Task statement
Go through the material below and count the lines with the string "objectifs"; the number is the whole answer.

■ ■ ■ ■ ■

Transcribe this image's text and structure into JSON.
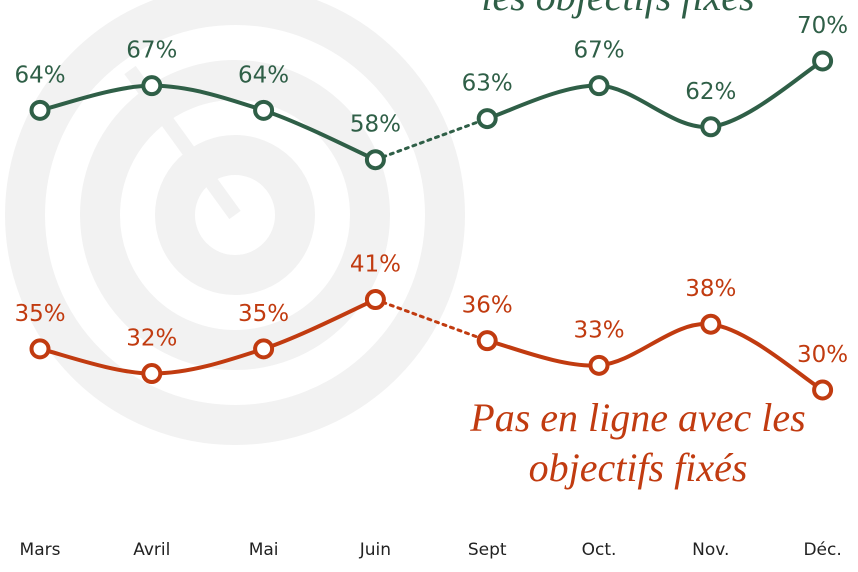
{
  "chart_data": {
    "type": "line",
    "categories": [
      "Mars",
      "Avril",
      "Mai",
      "Juin",
      "Sept",
      "Oct.",
      "Nov.",
      "Déc."
    ],
    "dotted_between": [
      "Juin",
      "Sept"
    ],
    "series": [
      {
        "name": "les objectifs fixés",
        "color": "#2f5f47",
        "values": [
          64,
          67,
          64,
          58,
          63,
          67,
          62,
          70
        ],
        "value_labels": [
          "64%",
          "67%",
          "64%",
          "58%",
          "63%",
          "67%",
          "62%",
          "70%"
        ]
      },
      {
        "name": "Pas en ligne avec les objectifs fixés",
        "color": "#c13b10",
        "values": [
          35,
          32,
          35,
          41,
          36,
          33,
          38,
          30
        ],
        "value_labels": [
          "35%",
          "32%",
          "35%",
          "41%",
          "36%",
          "33%",
          "38%",
          "30%"
        ]
      }
    ]
  }
}
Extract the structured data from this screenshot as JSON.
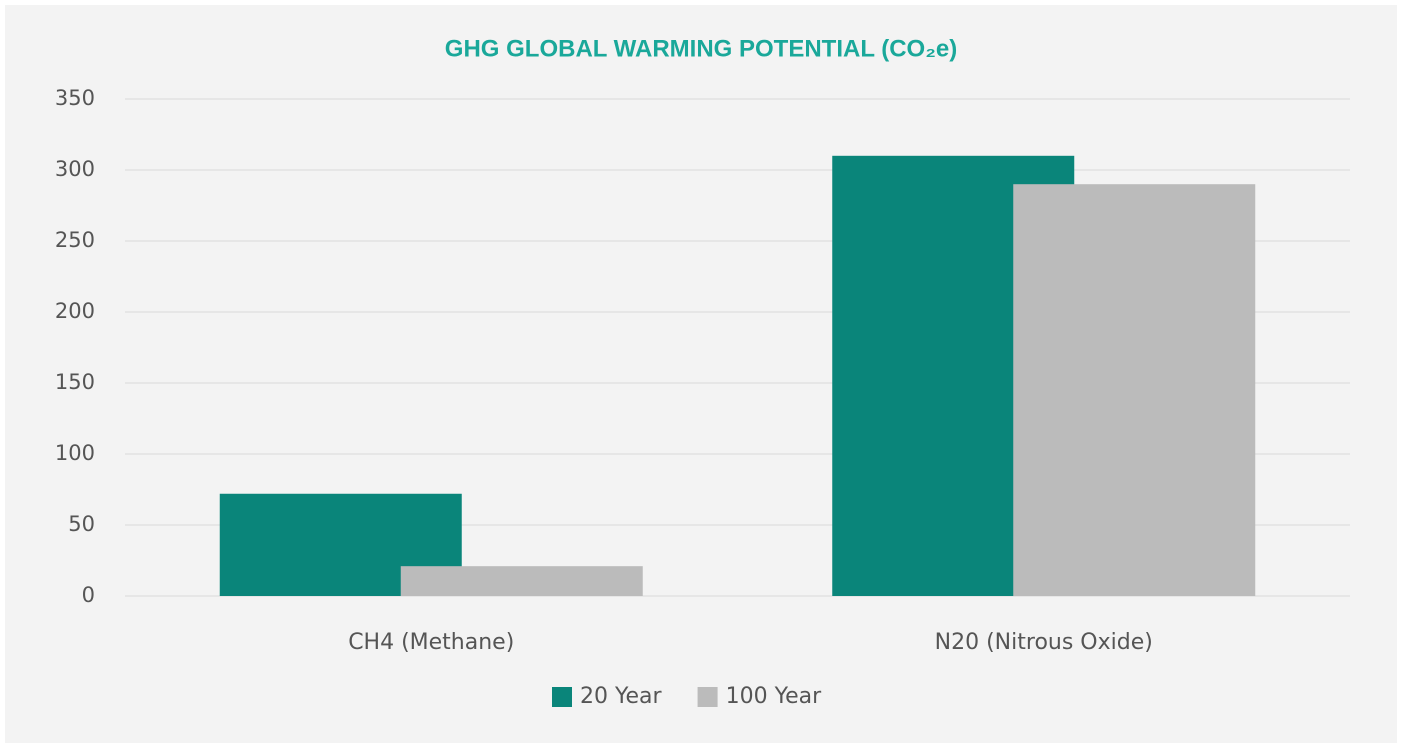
{
  "chart_data": {
    "type": "bar",
    "title": "GHG GLOBAL WARMING POTENTIAL (CO₂e)",
    "categories": [
      "CH4 (Methane)",
      "N20 (Nitrous Oxide)"
    ],
    "series": [
      {
        "name": "20 Year",
        "color": "#0a857a",
        "values": [
          72,
          310
        ]
      },
      {
        "name": "100 Year",
        "color": "#bbbbbb",
        "values": [
          21,
          290
        ]
      }
    ],
    "ylim": [
      0,
      350
    ],
    "yticks": [
      0,
      50,
      100,
      150,
      200,
      250,
      300,
      350
    ],
    "grid": true,
    "legend": "bottom"
  }
}
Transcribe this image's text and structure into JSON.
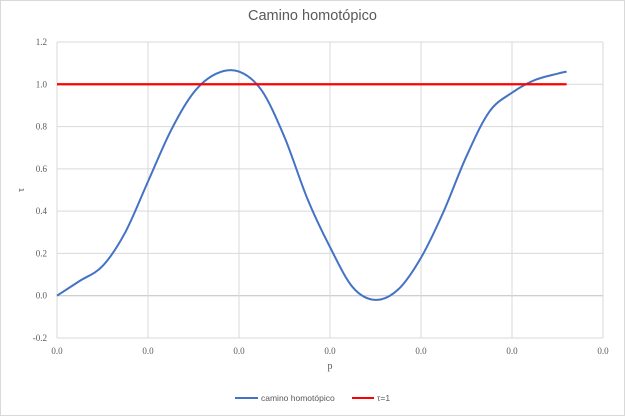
{
  "chart_data": {
    "type": "line",
    "title": "Camino homotópico",
    "xlabel": "p",
    "ylabel": "τ",
    "x_tick_labels": [
      "0.0",
      "0.0",
      "0.0",
      "0.0",
      "0.0",
      "0.0",
      "0.0"
    ],
    "y_ticks": [
      -0.2,
      0.0,
      0.2,
      0.4,
      0.6,
      0.8,
      1.0,
      1.2
    ],
    "y_tick_labels": [
      "-0.2",
      "0.0",
      "0.2",
      "0.4",
      "0.6",
      "0.8",
      "1.0",
      "1.2"
    ],
    "xlim": [
      0,
      6
    ],
    "ylim": [
      -0.2,
      1.2
    ],
    "grid": true,
    "legend_position": "bottom",
    "series": [
      {
        "name": "camino homotópico",
        "color": "#4472C4",
        "x": [
          0.0,
          0.25,
          0.5,
          0.75,
          1.0,
          1.25,
          1.5,
          1.75,
          2.0,
          2.25,
          2.5,
          2.75,
          3.0,
          3.25,
          3.5,
          3.75,
          4.0,
          4.25,
          4.5,
          4.75,
          5.0,
          5.25,
          5.5,
          5.6
        ],
        "y": [
          0.0,
          0.07,
          0.14,
          0.3,
          0.54,
          0.78,
          0.96,
          1.05,
          1.06,
          0.97,
          0.75,
          0.46,
          0.23,
          0.04,
          -0.02,
          0.03,
          0.18,
          0.4,
          0.66,
          0.87,
          0.96,
          1.02,
          1.05,
          1.06
        ]
      },
      {
        "name": "τ=1",
        "color": "#FF0000",
        "x": [
          0.0,
          5.6
        ],
        "y": [
          1.0,
          1.0
        ]
      }
    ]
  }
}
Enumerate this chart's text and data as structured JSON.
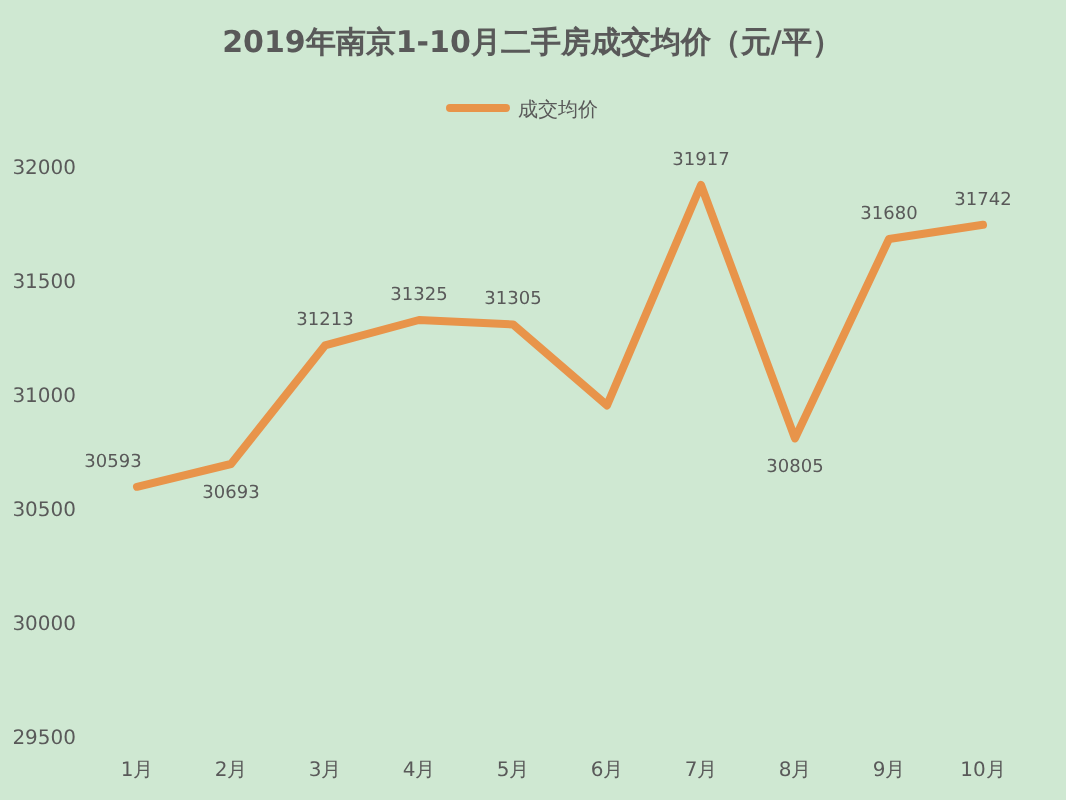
{
  "chart_data": {
    "type": "line",
    "title": "2019年南京1-10月二手房成交均价（元/平）",
    "categories": [
      "1月",
      "2月",
      "3月",
      "4月",
      "5月",
      "6月",
      "7月",
      "8月",
      "9月",
      "10月"
    ],
    "series": [
      {
        "name": "成交均价",
        "color": "#e8944a",
        "values": [
          30593,
          30693,
          31213,
          31325,
          31305,
          30950,
          31917,
          30805,
          31680,
          31742
        ],
        "value_labels": [
          "30593",
          "30693",
          "31213",
          "31325",
          "31305",
          null,
          "31917",
          "30805",
          "31680",
          "31742"
        ]
      }
    ],
    "ylim": [
      29500,
      32000
    ],
    "yticks": [
      29500,
      30000,
      30500,
      31000,
      31500,
      32000
    ],
    "legend": "top",
    "grid": false
  }
}
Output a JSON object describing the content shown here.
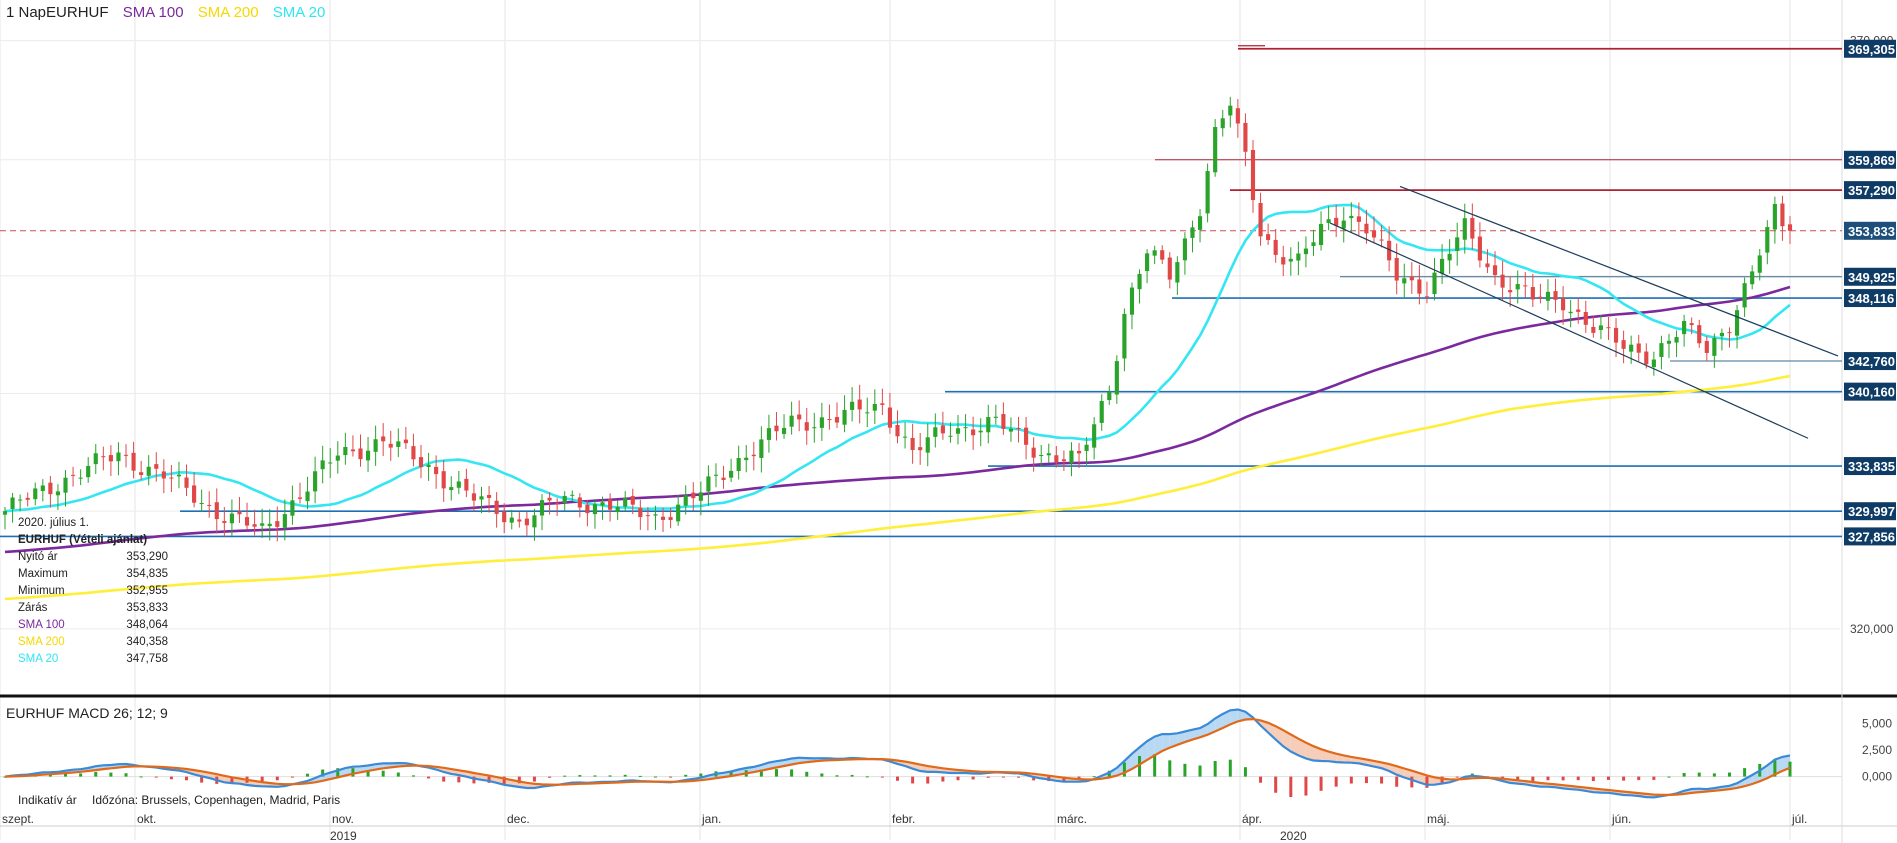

■ ■ ■ ■ ■

The solution
2